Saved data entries

= = = =

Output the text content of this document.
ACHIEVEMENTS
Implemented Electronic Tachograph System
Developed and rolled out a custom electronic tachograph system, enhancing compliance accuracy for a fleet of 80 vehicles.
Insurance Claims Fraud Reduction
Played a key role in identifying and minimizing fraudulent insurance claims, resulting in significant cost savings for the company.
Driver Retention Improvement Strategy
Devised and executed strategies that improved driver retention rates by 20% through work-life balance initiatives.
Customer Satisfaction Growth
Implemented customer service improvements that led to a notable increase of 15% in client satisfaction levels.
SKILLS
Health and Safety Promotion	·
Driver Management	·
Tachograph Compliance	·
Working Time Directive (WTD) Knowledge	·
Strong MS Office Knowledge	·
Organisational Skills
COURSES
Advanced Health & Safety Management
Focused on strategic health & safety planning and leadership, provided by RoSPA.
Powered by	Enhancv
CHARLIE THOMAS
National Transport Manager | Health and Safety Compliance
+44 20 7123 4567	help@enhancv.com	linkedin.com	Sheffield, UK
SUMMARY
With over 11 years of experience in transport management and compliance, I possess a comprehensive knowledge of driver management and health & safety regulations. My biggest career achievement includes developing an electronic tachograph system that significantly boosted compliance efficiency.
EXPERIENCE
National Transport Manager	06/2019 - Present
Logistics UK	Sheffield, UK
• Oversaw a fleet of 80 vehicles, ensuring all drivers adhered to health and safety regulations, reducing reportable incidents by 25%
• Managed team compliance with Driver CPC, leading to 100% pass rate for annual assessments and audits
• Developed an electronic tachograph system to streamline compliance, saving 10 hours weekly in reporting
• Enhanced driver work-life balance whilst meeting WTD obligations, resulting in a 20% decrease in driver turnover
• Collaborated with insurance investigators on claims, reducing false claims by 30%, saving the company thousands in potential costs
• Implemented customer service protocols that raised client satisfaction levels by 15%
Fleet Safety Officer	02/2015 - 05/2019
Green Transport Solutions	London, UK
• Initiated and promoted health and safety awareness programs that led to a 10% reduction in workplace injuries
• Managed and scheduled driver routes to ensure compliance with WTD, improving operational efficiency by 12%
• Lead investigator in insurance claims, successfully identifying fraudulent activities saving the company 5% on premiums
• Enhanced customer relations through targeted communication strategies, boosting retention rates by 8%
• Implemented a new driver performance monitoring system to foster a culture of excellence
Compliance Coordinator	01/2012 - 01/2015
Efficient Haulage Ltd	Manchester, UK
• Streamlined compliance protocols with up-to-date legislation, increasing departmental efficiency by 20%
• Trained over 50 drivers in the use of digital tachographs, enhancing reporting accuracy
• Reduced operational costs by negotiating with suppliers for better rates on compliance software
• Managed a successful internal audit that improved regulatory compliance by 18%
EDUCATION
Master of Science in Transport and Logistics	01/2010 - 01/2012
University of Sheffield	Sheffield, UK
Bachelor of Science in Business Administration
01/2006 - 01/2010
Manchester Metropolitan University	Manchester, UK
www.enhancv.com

= = = =

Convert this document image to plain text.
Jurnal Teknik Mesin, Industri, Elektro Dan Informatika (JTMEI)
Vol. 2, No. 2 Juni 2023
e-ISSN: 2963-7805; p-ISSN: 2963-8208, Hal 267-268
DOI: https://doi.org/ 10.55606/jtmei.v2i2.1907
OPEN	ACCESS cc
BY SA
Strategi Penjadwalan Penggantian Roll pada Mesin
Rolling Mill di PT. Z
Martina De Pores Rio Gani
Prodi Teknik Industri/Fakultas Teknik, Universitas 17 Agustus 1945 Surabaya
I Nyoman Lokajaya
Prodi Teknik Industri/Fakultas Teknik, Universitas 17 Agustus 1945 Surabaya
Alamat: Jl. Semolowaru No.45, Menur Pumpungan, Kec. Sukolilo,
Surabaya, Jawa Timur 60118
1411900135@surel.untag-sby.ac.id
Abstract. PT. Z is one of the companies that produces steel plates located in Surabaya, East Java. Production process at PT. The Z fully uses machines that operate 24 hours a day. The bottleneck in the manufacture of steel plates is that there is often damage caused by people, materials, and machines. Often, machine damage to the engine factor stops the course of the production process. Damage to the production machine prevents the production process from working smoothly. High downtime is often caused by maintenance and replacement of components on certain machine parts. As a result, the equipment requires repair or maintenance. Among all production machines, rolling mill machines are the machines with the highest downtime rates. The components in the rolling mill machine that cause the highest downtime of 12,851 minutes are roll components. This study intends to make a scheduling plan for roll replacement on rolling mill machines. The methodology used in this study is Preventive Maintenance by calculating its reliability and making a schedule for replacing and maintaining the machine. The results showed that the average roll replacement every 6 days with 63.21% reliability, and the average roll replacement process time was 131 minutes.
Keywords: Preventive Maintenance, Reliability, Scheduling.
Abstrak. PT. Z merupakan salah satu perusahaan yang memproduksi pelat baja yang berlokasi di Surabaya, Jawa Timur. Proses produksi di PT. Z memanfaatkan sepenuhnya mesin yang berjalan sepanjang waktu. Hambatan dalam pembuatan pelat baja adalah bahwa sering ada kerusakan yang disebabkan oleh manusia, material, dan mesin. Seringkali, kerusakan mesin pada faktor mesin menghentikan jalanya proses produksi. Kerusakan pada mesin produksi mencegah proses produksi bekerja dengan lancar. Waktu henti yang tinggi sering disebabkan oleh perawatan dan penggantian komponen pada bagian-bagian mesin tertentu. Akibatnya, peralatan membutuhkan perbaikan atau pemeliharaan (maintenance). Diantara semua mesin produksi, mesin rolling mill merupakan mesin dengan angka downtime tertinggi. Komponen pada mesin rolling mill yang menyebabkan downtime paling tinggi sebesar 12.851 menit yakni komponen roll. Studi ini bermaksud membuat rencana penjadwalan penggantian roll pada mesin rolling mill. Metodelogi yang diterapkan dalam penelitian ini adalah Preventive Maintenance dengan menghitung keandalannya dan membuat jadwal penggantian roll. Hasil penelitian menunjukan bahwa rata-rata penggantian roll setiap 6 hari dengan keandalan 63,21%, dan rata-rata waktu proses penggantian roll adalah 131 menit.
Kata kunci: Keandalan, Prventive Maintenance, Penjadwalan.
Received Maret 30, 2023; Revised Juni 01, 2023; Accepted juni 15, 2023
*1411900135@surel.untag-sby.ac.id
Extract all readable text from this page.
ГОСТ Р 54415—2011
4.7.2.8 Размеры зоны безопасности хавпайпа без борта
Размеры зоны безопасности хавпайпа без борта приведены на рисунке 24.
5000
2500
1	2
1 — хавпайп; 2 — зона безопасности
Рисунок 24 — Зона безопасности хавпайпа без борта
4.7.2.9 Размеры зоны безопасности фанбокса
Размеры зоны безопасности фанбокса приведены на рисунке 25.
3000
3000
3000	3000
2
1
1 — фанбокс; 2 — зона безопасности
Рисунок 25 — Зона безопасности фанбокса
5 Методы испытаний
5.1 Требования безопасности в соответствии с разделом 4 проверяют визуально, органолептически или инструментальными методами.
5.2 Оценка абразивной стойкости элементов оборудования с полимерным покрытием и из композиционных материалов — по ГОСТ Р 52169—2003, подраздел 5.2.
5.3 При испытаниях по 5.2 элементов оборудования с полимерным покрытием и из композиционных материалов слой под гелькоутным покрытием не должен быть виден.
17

= = = =

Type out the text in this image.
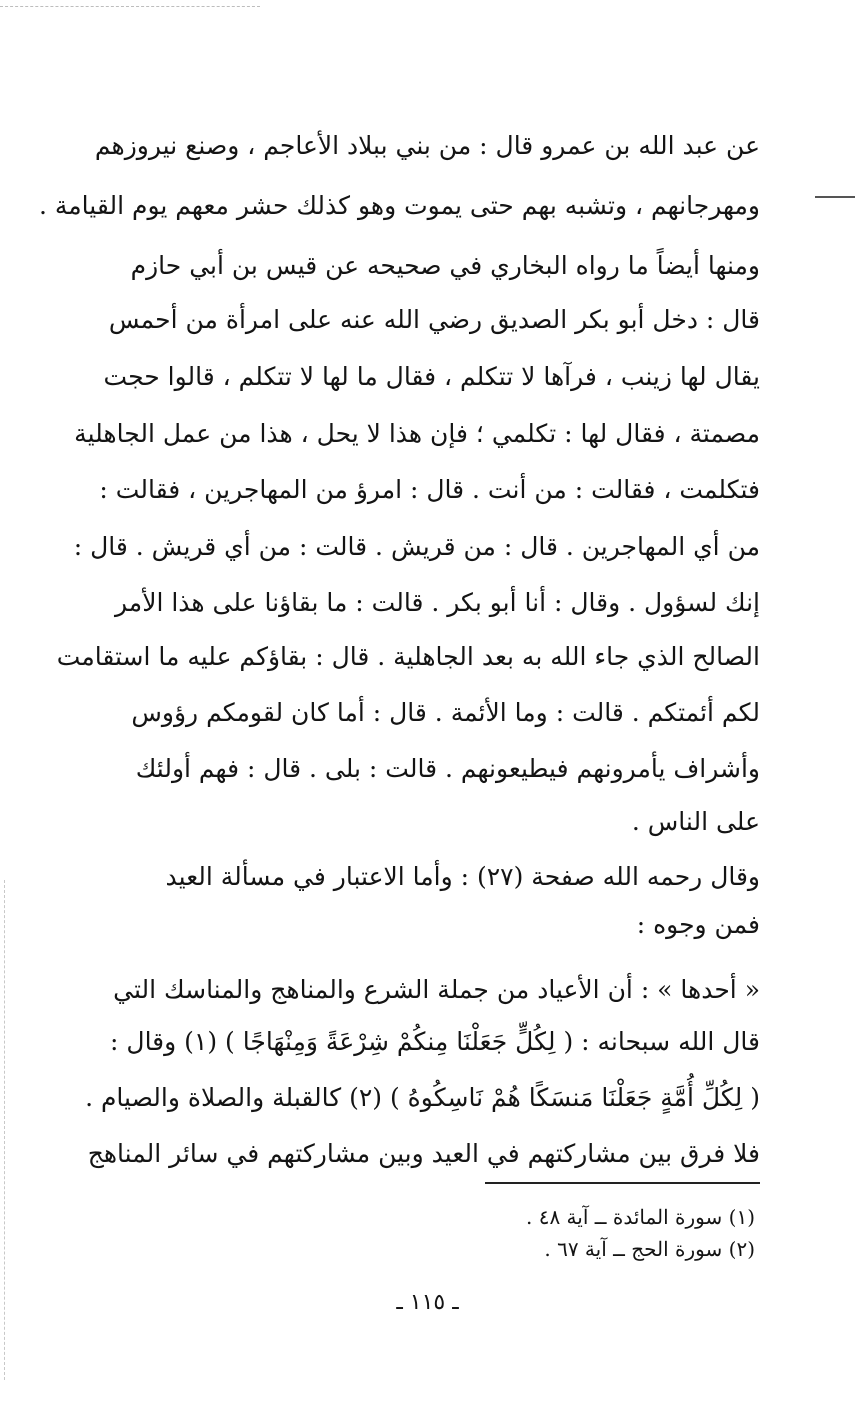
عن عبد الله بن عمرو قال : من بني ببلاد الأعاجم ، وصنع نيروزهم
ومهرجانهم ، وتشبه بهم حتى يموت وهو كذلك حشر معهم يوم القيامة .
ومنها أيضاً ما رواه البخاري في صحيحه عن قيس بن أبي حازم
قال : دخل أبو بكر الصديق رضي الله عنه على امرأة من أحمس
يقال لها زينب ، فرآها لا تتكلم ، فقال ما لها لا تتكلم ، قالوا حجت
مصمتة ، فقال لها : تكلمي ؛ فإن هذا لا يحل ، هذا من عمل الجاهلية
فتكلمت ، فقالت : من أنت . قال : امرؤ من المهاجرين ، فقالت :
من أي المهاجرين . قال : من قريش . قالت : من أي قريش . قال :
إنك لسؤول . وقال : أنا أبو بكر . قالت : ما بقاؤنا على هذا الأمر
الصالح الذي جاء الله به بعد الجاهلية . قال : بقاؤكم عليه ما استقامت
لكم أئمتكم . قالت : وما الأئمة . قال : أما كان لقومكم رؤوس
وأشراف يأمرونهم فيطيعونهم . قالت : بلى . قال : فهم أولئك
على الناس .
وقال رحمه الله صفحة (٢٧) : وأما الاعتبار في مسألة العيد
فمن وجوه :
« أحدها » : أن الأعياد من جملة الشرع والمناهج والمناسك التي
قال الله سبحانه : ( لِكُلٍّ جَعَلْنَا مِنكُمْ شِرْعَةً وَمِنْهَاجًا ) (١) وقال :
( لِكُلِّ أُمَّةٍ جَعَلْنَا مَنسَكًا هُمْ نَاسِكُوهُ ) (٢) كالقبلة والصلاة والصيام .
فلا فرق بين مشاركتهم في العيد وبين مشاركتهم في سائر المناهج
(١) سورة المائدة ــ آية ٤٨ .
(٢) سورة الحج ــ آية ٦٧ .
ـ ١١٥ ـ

= = = =

→ What you should do
Find the word "company" in the entries above and gather every line that holds it.

→ Reply
Played a key role in identifying and minimizing fraudulent insurance claims, resulting in significant cost savings for the company.
• Collaborated with insurance investigators on claims, reducing false claims by 30%, saving the company thousands in potential costs
• Lead investigator in insurance claims, successfully identifying fraudulent activities saving the company 5% on premiums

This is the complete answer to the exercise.